Data entries for graphics »
══════════════════════════════
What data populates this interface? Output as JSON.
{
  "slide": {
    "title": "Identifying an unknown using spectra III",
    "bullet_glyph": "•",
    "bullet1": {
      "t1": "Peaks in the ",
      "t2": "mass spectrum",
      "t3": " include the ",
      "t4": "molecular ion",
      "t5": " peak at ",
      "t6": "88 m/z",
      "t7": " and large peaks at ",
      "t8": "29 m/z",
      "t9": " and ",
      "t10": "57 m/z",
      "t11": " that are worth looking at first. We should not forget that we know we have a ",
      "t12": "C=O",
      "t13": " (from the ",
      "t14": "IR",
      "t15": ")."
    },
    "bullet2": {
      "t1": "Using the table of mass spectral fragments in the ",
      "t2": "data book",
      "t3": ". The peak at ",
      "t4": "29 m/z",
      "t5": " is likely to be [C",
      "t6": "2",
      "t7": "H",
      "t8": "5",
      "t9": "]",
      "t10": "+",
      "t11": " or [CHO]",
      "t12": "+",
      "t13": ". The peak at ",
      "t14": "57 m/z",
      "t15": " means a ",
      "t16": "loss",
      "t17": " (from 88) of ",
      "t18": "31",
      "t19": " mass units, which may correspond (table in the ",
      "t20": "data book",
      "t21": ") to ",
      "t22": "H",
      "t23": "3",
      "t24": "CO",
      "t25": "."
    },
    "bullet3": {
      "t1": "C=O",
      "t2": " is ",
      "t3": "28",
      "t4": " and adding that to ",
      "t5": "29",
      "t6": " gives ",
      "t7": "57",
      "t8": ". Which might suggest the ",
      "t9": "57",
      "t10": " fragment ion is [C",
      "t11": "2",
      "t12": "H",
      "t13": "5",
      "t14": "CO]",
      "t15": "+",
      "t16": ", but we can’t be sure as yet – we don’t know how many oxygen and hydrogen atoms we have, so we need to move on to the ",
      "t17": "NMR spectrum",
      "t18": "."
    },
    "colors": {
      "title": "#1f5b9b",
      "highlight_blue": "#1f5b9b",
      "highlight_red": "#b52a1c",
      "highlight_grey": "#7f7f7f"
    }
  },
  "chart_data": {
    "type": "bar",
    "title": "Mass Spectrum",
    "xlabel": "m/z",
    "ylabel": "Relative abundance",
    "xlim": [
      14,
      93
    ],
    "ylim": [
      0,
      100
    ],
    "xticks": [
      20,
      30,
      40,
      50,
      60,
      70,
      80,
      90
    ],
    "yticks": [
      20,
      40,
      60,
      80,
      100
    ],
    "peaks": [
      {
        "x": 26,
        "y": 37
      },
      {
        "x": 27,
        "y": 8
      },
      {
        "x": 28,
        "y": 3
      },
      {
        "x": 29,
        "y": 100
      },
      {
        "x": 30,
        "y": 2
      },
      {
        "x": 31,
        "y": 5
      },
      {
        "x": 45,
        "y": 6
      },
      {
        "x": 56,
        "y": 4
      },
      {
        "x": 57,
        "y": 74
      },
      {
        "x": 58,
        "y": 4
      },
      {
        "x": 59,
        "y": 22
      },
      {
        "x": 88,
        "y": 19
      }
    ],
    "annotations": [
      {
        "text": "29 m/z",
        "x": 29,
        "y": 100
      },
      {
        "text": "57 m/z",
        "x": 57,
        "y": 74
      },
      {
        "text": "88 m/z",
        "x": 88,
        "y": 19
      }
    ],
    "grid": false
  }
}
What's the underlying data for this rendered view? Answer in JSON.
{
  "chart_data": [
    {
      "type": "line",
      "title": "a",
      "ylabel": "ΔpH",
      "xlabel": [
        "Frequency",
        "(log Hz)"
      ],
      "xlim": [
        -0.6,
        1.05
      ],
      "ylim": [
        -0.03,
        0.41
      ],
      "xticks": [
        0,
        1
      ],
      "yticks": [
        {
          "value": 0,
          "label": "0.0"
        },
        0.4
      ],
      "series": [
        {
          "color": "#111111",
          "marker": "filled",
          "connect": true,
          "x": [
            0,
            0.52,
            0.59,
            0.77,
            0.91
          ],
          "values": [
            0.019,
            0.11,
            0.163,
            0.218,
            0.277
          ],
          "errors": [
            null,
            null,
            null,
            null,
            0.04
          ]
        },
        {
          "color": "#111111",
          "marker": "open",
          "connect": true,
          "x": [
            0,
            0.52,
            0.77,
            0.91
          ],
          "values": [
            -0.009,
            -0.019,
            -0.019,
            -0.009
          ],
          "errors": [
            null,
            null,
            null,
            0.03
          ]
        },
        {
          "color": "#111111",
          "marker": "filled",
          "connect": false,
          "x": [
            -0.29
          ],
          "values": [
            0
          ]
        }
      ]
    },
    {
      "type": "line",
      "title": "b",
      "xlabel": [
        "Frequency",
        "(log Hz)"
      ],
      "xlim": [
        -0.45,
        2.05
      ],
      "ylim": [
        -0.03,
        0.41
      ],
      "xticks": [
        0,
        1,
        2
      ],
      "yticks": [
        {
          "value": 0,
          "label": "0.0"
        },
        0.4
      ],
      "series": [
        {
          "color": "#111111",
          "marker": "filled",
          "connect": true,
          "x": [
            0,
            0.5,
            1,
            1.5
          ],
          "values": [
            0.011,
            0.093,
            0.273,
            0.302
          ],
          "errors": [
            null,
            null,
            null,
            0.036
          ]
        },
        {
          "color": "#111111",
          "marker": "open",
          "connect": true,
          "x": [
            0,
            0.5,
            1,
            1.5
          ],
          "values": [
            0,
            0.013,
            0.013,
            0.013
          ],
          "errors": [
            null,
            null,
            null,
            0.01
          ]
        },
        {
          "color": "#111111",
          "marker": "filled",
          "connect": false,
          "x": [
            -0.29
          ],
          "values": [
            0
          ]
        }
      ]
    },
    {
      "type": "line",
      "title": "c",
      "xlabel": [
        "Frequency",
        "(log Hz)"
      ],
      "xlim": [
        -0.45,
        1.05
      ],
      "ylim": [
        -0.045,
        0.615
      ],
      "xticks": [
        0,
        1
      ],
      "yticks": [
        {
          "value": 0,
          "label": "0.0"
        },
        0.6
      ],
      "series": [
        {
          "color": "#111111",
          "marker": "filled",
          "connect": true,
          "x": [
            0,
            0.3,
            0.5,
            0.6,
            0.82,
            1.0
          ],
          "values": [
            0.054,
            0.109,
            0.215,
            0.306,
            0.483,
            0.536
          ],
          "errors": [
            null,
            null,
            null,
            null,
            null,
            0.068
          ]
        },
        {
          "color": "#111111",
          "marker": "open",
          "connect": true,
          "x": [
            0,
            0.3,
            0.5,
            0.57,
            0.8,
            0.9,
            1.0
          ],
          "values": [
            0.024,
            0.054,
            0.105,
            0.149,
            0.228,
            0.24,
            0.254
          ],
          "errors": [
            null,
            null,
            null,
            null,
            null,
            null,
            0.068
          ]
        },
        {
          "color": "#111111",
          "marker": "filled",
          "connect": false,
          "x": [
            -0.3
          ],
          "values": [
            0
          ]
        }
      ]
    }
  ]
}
══════════════════════════════
Given exercise » Copy down every line of the entries containing the word "JSON".

Problem solution »
What data populates this interface? Output as JSON.
What's the underlying data for this rendered view? Answer in JSON.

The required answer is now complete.